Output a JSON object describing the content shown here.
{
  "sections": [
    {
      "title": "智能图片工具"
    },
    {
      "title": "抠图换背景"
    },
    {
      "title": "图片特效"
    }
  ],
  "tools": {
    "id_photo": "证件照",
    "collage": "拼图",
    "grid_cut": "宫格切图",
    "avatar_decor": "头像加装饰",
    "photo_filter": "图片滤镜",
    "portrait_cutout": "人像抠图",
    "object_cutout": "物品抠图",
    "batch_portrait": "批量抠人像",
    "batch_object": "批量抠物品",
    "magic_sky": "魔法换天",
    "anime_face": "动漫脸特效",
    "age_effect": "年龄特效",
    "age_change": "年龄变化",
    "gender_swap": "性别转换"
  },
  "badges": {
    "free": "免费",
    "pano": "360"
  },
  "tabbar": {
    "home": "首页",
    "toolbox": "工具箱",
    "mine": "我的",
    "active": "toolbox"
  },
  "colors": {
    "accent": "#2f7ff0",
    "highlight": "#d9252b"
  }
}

──────

• BRIEF:
Transcribe every record above exactly as it appears.

• EXPECTED ANSWER:
Output a JSON object describing the content shown here.
{
  "sections": [
    {
      "title": "智能图片工具"
    },
    {
      "title": "抠图换背景"
    },
    {
      "title": "图片特效"
    }
  ],
  "tools": {
    "id_photo": "证件照",
    "collage": "拼图",
    "grid_cut": "宫格切图",
    "avatar_decor": "头像加装饰",
    "photo_filter": "图片滤镜",
    "portrait_cutout": "人像抠图",
    "object_cutout": "物品抠图",
    "batch_portrait": "批量抠人像",
    "batch_object": "批量抠物品",
    "magic_sky": "魔法换天",
    "anime_face": "动漫脸特效",
    "age_effect": "年龄特效",
    "age_change": "年龄变化",
    "gender_swap": "性别转换"
  },
  "badges": {
    "free": "免费",
    "pano": "360"
  },
  "tabbar": {
    "home": "首页",
    "toolbox": "工具箱",
    "mine": "我的",
    "active": "toolbox"
  },
  "colors": {
    "accent": "#2f7ff0",
    "highlight": "#d9252b"
  }
}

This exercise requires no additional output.